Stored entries
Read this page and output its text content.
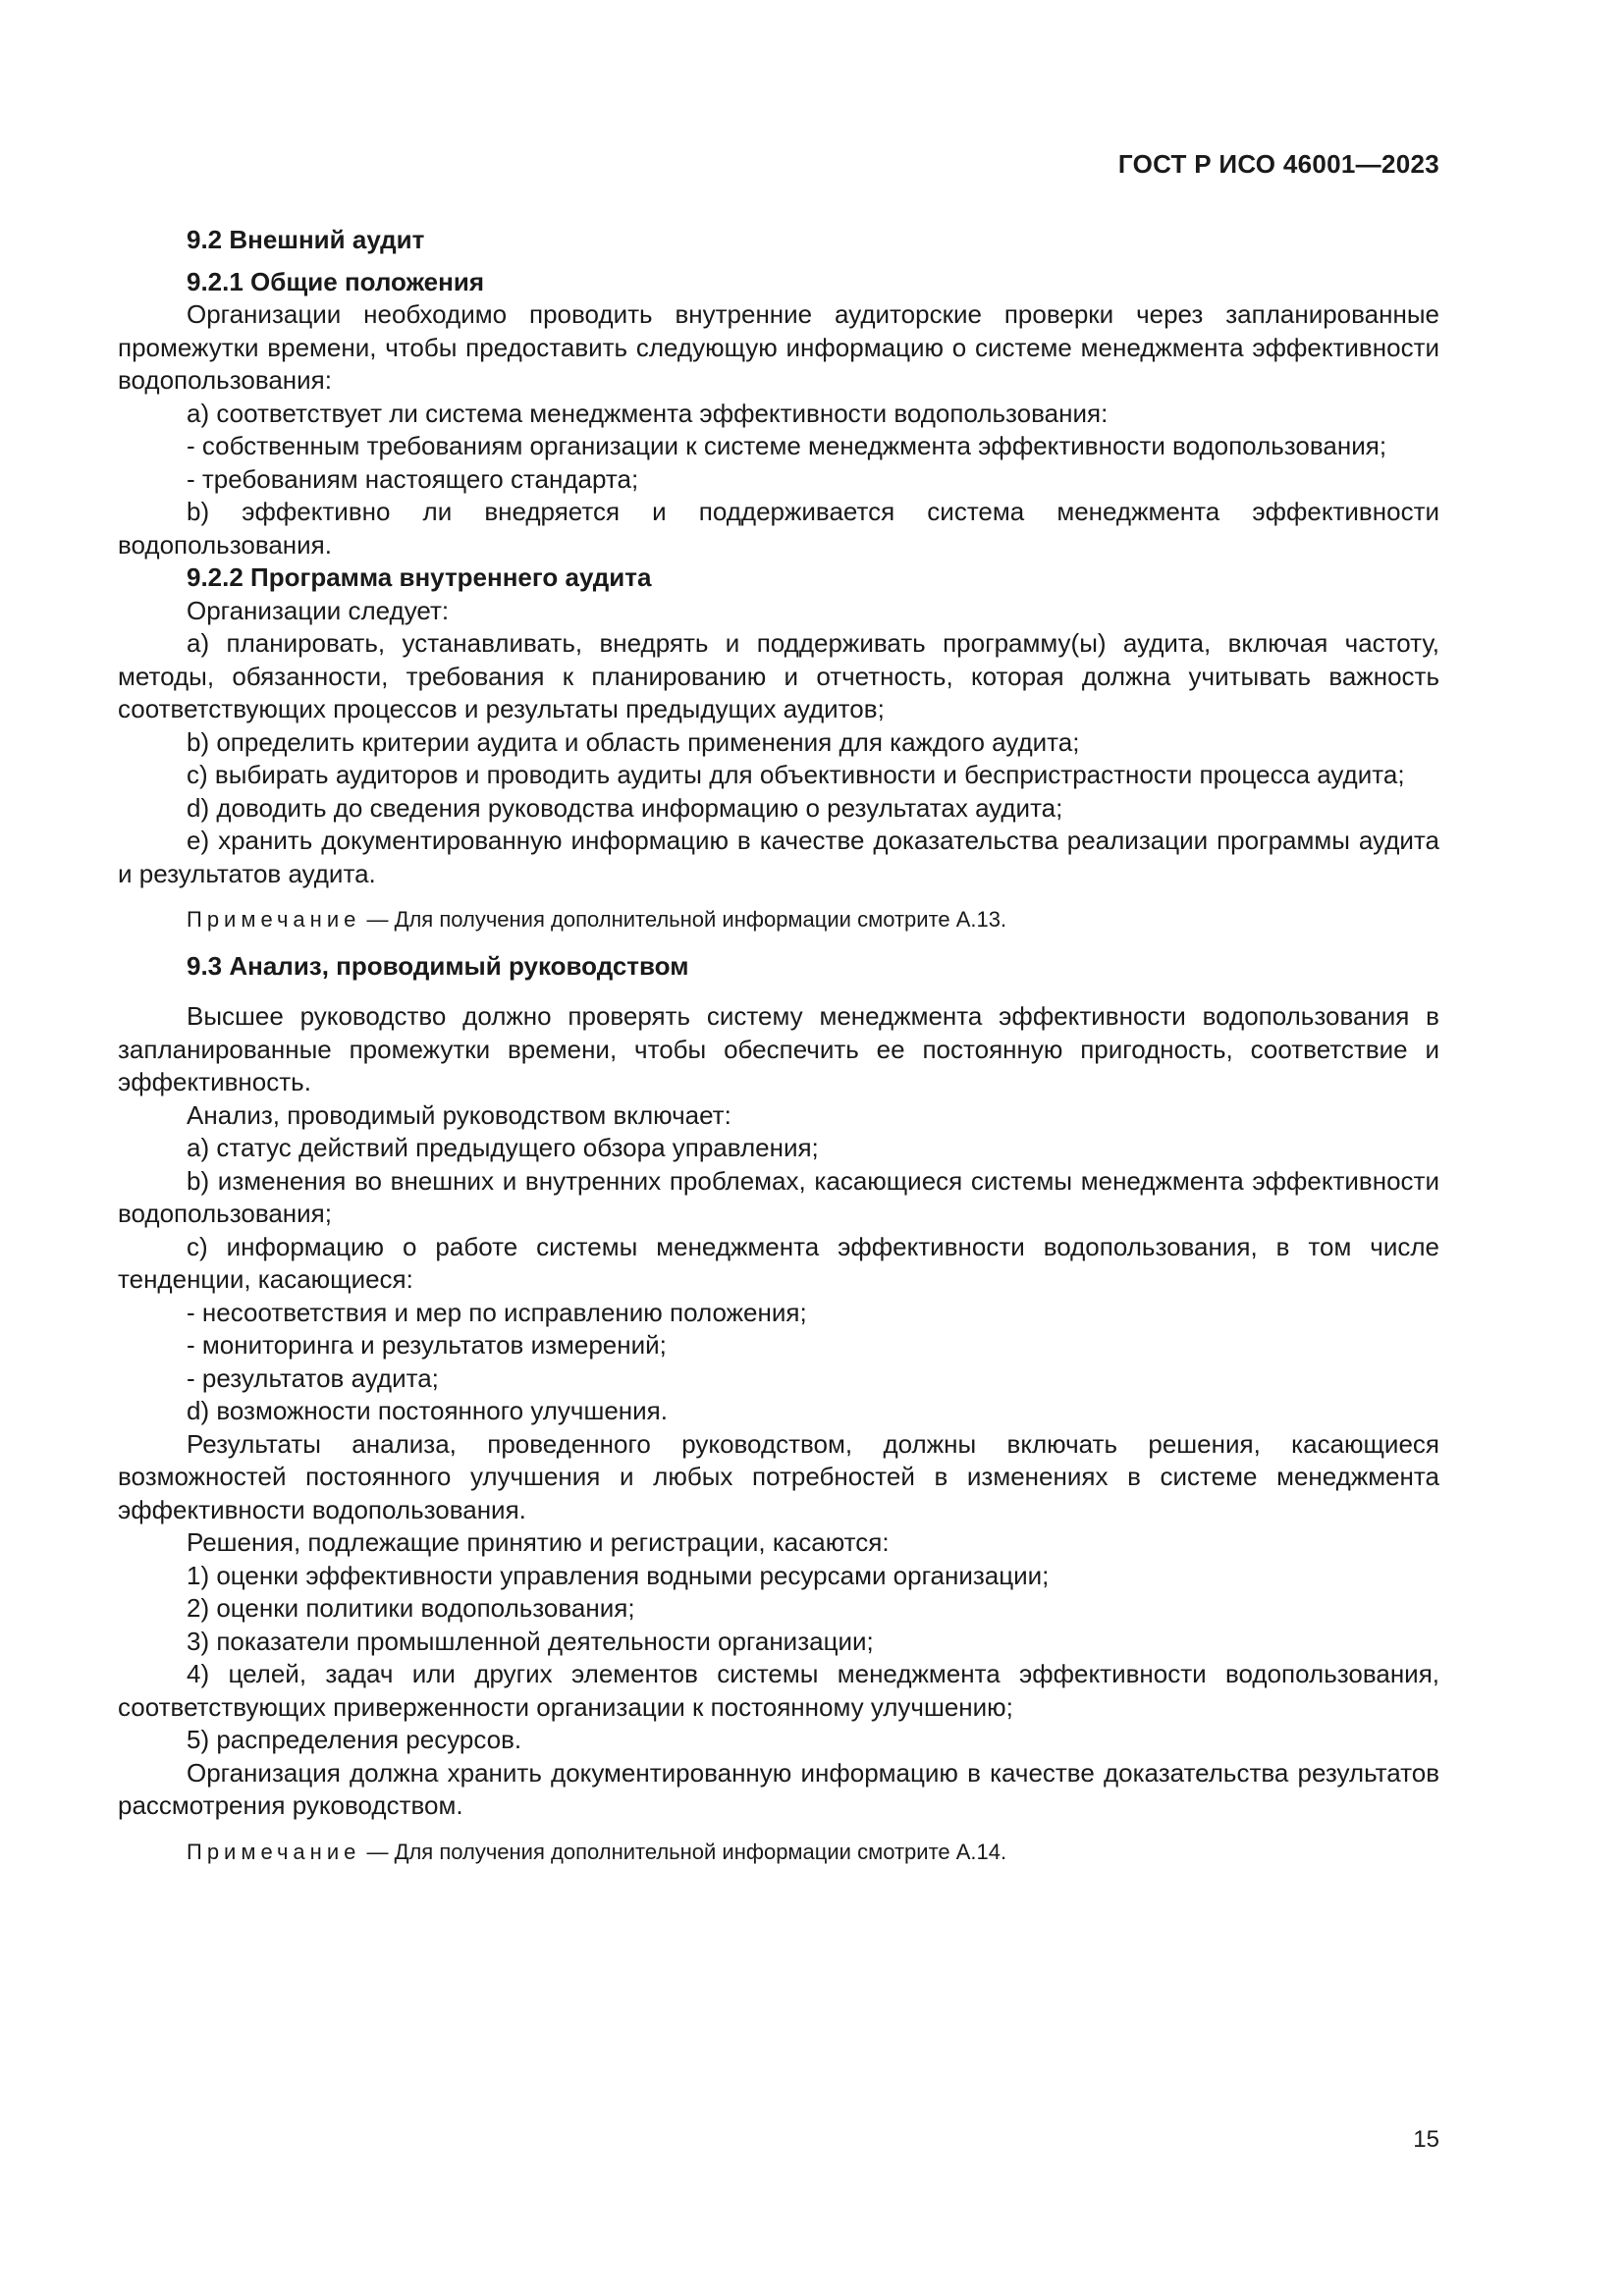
ГОСТ Р ИСО 46001—2023

9.2 Внешний аудит

9.2.1 Общие положения

Организации необходимо проводить внутренние аудиторские проверки через запланированные промежутки времени, чтобы предоставить следующую информацию о системе менеджмента эффективности водопользования:

a) соответствует ли система менеджмента эффективности водопользования:

- собственным требованиям организации к системе менеджмента эффективности водопользования;

- требованиям настоящего стандарта;

b) эффективно ли внедряется и поддерживается система менеджмента эффективности водопользования.

9.2.2 Программа внутреннего аудита

Организации следует:

a) планировать, устанавливать, внедрять и поддерживать программу(ы) аудита, включая частоту, методы, обязанности, требования к планированию и отчетность, которая должна учитывать важность соответствующих процессов и результаты предыдущих аудитов;

b) определить критерии аудита и область применения для каждого аудита;

c) выбирать аудиторов и проводить аудиты для объективности и беспристрастности процесса аудита;

d) доводить до сведения руководства информацию о результатах аудита;

e) хранить документированную информацию в качестве доказательства реализации программы аудита и результатов аудита.

Примечание — Для получения дополнительной информации смотрите А.13.

9.3 Анализ, проводимый руководством

Высшее руководство должно проверять систему менеджмента эффективности водопользования в запланированные промежутки времени, чтобы обеспечить ее постоянную пригодность, соответствие и эффективность.

Анализ, проводимый руководством включает:

a) статус действий предыдущего обзора управления;

b) изменения во внешних и внутренних проблемах, касающиеся системы менеджмента эффективности водопользования;

c) информацию о работе системы менеджмента эффективности водопользования, в том числе тенденции, касающиеся:

- несоответствия и мер по исправлению положения;

- мониторинга и результатов измерений;

- результатов аудита;

d) возможности постоянного улучшения.

Результаты анализа, проведенного руководством, должны включать решения, касающиеся возможностей постоянного улучшения и любых потребностей в изменениях в системе менеджмента эффективности водопользования.

Решения, подлежащие принятию и регистрации, касаются:

1) оценки эффективности управления водными ресурсами организации;

2) оценки политики водопользования;

3) показатели промышленной деятельности организации;

4) целей, задач или других элементов системы менеджмента эффективности водопользования, соответствующих приверженности организации к постоянному улучшению;

5) распределения ресурсов.

Организация должна хранить документированную информацию в качестве доказательства результатов рассмотрения руководством.

Примечание — Для получения дополнительной информации смотрите А.14.

15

INSTRUCTION — Collect every line with the string "доказательства" from the records, and copy each.

FULL RESPONSE —
e) хранить документированную информацию в качестве доказательства реализации программы аудита и результатов аудита.
Организация должна хранить документированную информацию в качестве доказательства результатов рассмотрения руководством.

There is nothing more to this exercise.